EXERCISE INSTRUCTIONS ▸ Find the string "Shale" in the records. Copy every line it appears in.

Figure collection entries:
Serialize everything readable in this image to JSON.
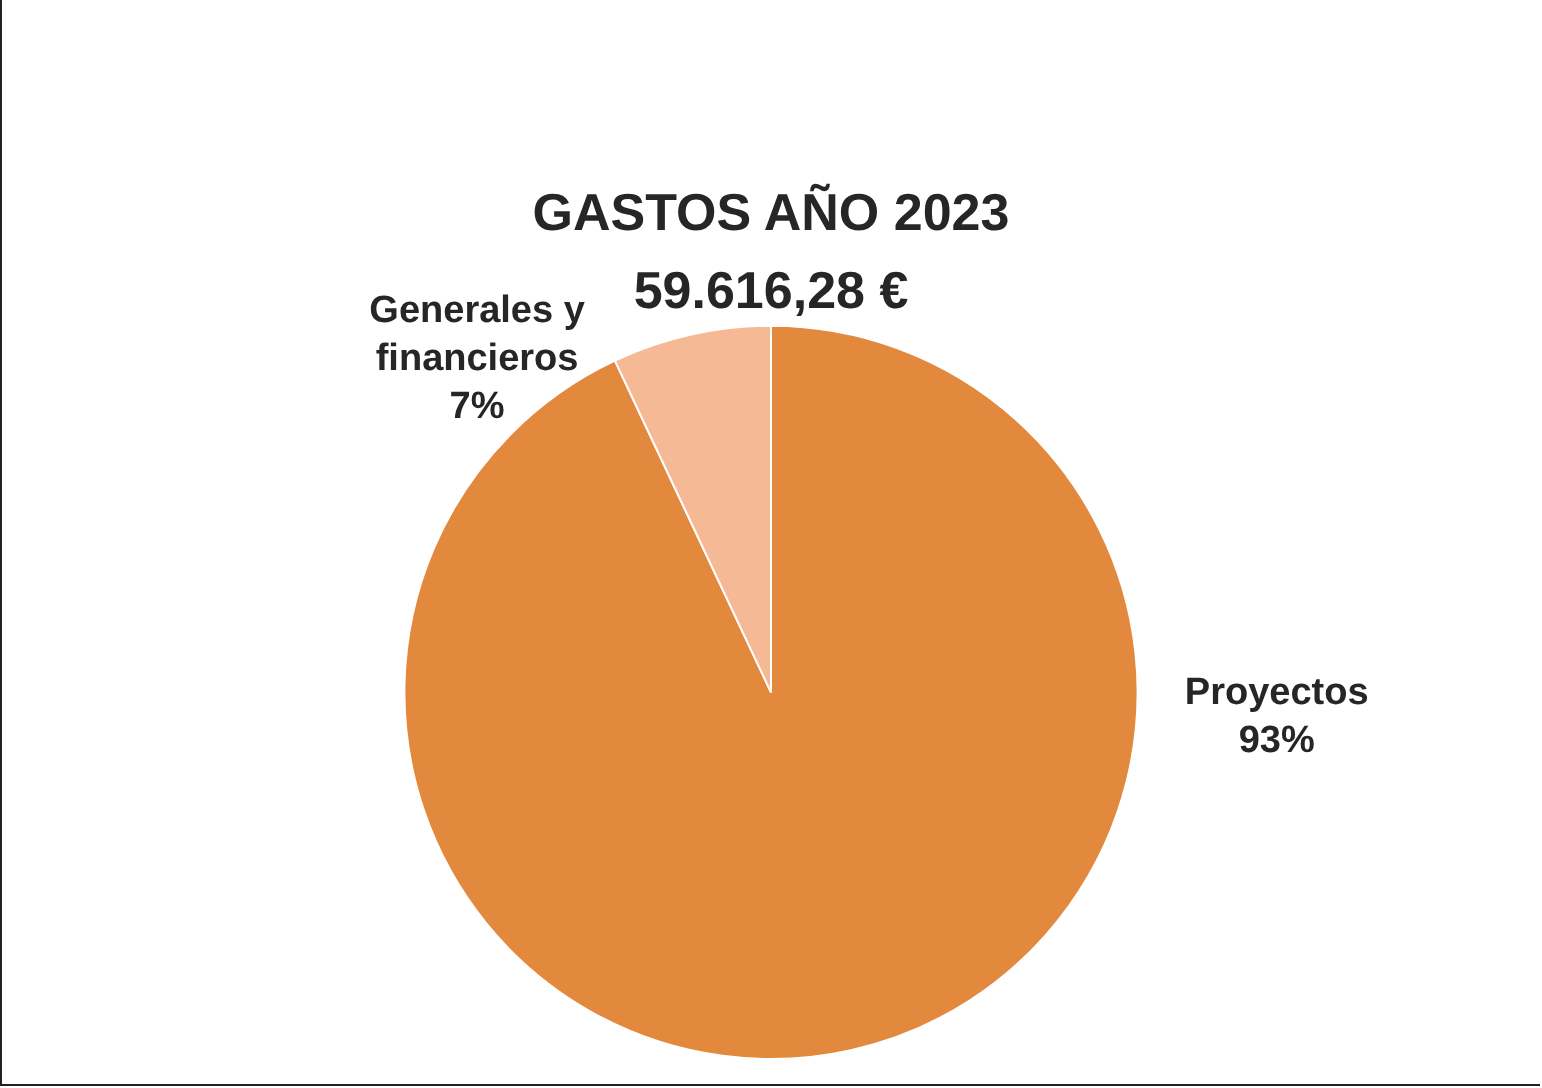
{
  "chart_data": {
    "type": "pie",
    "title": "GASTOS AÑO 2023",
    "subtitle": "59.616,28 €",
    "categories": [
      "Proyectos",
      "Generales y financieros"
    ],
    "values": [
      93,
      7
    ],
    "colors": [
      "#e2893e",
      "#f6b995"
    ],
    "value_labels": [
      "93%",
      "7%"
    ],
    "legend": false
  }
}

==

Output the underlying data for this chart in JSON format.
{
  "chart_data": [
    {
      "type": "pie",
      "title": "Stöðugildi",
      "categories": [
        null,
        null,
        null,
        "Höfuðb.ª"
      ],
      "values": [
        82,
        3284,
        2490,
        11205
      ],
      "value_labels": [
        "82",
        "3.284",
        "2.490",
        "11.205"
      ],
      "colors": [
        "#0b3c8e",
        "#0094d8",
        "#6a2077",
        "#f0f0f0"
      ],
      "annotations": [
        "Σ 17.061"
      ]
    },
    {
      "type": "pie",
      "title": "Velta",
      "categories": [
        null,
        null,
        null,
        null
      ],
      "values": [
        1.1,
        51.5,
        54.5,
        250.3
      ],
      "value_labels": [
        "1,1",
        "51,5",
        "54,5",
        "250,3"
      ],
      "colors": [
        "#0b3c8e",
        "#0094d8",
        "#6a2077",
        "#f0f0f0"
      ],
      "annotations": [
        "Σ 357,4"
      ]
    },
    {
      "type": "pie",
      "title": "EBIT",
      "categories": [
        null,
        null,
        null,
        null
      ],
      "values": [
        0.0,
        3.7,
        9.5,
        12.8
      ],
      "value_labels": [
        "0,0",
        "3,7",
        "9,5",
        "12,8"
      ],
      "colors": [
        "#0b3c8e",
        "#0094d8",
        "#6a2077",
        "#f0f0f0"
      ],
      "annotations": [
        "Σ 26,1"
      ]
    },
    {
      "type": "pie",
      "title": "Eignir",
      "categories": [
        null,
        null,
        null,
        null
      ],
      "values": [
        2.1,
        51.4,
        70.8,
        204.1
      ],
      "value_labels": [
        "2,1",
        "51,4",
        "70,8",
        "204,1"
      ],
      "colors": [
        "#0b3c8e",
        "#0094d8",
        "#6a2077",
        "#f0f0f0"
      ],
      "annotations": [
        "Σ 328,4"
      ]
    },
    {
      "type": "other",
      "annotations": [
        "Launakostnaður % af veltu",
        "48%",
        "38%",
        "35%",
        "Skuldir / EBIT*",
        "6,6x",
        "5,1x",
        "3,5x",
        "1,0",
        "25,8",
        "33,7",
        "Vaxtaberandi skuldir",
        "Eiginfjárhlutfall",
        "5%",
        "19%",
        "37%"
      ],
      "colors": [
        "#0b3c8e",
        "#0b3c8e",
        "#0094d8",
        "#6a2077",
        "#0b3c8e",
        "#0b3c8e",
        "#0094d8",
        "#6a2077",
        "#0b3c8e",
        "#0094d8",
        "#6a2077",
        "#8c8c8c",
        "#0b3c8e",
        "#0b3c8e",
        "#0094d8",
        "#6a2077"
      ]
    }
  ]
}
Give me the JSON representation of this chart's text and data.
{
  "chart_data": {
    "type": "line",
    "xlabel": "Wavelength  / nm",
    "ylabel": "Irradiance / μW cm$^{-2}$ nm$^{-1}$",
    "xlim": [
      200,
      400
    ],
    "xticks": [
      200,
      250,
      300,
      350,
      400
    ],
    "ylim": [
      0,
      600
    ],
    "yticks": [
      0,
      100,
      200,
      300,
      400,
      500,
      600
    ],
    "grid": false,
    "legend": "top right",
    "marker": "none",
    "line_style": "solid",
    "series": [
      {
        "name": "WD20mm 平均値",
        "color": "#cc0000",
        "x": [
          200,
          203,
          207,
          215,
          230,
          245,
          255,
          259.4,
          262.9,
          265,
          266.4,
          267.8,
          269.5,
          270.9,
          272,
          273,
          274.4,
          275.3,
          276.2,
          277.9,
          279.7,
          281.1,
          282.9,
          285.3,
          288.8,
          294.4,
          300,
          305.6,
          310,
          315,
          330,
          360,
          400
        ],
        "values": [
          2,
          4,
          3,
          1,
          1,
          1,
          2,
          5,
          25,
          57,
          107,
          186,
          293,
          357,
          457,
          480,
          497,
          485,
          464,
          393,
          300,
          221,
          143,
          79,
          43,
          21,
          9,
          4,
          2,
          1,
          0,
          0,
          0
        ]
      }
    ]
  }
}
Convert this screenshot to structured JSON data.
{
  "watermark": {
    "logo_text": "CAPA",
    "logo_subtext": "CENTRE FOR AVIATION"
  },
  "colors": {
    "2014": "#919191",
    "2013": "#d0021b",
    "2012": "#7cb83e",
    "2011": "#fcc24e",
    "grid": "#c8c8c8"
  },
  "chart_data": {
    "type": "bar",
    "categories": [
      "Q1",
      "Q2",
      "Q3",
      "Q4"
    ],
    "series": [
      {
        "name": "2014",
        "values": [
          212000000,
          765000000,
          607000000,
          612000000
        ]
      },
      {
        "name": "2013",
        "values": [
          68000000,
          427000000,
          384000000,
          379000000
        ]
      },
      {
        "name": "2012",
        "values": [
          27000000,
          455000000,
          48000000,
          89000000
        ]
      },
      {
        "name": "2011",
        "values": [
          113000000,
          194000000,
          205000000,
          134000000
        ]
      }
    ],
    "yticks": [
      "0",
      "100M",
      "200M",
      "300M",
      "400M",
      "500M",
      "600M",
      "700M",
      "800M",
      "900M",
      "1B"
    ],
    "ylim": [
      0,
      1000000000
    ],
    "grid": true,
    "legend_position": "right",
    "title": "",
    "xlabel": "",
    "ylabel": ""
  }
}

--

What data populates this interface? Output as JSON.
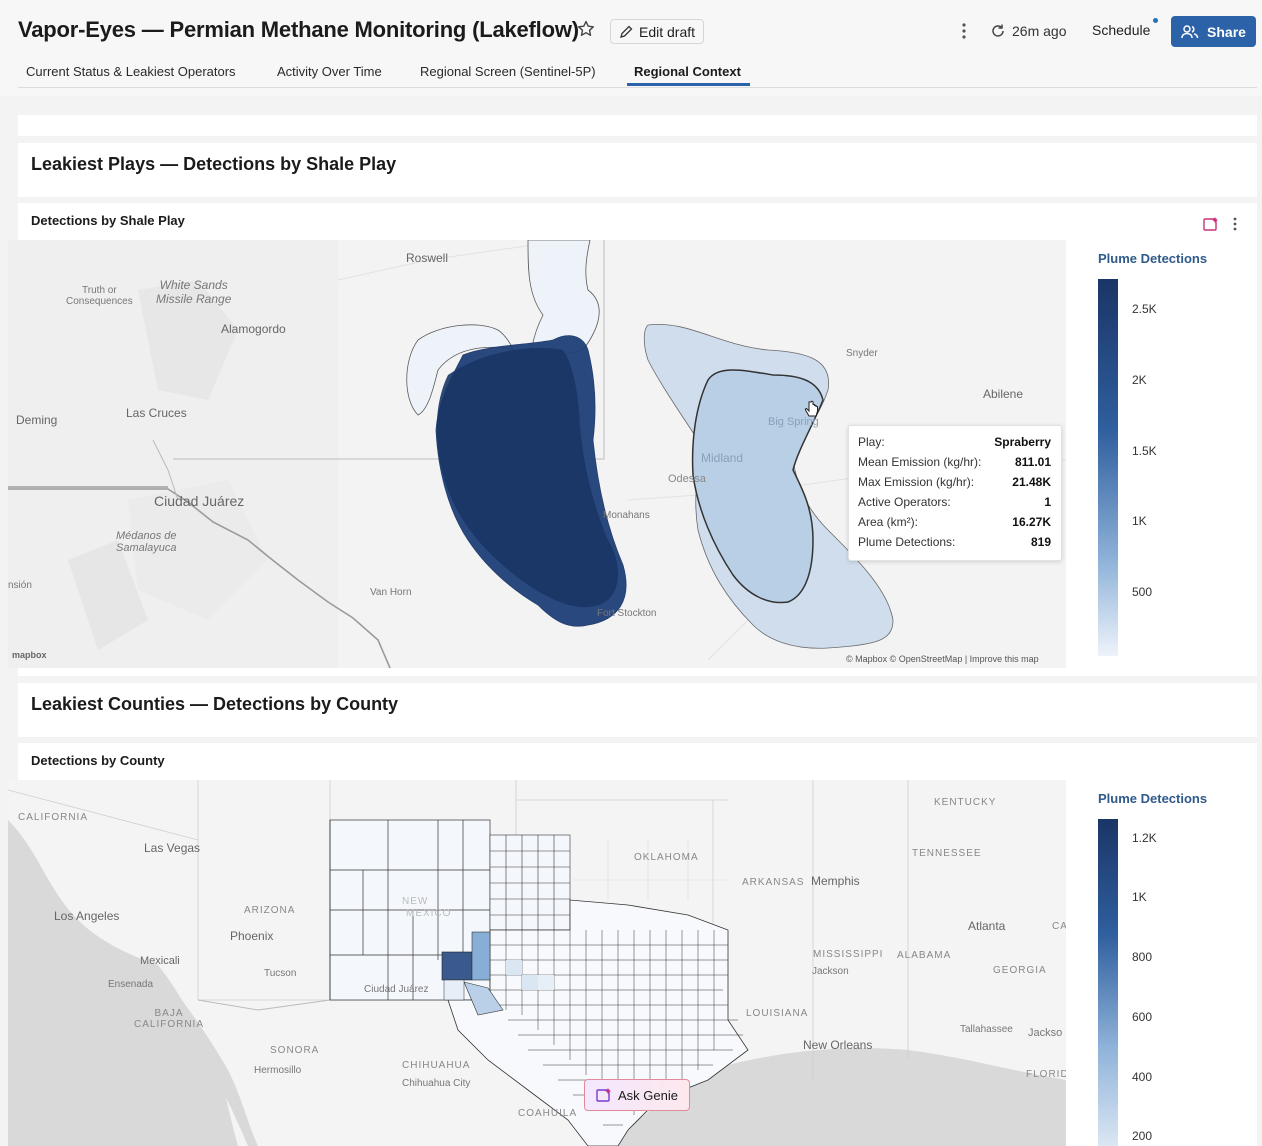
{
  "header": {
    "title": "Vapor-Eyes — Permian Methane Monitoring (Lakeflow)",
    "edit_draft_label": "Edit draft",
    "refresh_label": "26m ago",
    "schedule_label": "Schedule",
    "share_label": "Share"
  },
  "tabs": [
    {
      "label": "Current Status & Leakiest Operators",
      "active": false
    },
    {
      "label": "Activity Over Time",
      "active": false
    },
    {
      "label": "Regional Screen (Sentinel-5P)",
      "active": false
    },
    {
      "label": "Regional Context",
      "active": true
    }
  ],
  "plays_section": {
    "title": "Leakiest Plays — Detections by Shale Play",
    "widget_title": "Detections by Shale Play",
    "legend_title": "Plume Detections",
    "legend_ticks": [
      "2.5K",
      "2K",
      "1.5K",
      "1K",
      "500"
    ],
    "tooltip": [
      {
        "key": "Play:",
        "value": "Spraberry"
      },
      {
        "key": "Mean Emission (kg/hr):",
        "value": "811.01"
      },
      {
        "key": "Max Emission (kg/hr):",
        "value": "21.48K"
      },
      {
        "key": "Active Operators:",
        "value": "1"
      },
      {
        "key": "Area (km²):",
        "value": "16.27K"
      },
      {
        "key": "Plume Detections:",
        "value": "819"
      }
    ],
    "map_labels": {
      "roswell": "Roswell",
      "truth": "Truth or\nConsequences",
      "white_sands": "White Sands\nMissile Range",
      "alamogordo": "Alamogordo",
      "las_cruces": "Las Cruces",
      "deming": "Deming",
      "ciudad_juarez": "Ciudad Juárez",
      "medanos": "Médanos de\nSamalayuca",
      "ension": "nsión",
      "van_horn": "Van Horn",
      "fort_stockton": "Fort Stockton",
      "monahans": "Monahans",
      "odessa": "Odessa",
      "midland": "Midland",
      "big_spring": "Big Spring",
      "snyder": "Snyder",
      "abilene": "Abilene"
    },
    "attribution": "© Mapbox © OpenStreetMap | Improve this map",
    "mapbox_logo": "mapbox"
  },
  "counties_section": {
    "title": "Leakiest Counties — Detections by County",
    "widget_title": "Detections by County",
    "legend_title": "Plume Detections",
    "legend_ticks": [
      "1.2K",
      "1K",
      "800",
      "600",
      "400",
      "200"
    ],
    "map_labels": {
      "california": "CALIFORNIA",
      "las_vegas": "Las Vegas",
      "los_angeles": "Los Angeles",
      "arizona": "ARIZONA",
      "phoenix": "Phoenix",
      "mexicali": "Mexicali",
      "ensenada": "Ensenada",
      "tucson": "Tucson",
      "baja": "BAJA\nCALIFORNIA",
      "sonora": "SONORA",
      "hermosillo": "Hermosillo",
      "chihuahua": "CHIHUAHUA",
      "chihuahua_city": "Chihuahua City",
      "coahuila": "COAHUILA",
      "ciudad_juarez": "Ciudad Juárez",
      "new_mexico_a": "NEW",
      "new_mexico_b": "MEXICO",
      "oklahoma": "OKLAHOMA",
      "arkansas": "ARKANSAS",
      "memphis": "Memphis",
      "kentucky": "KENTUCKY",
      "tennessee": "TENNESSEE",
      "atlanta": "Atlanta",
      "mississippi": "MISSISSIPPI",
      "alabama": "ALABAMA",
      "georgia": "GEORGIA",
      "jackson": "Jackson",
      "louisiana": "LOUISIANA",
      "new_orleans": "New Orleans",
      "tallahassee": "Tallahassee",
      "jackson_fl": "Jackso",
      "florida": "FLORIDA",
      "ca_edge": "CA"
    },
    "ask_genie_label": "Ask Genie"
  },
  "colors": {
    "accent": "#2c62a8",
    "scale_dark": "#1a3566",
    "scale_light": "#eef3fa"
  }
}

FULL OUTPUT ▸
    "title": "Leakiest Plays — Detections by Shale Play",
    "widget_title": "Detections by Shale Play",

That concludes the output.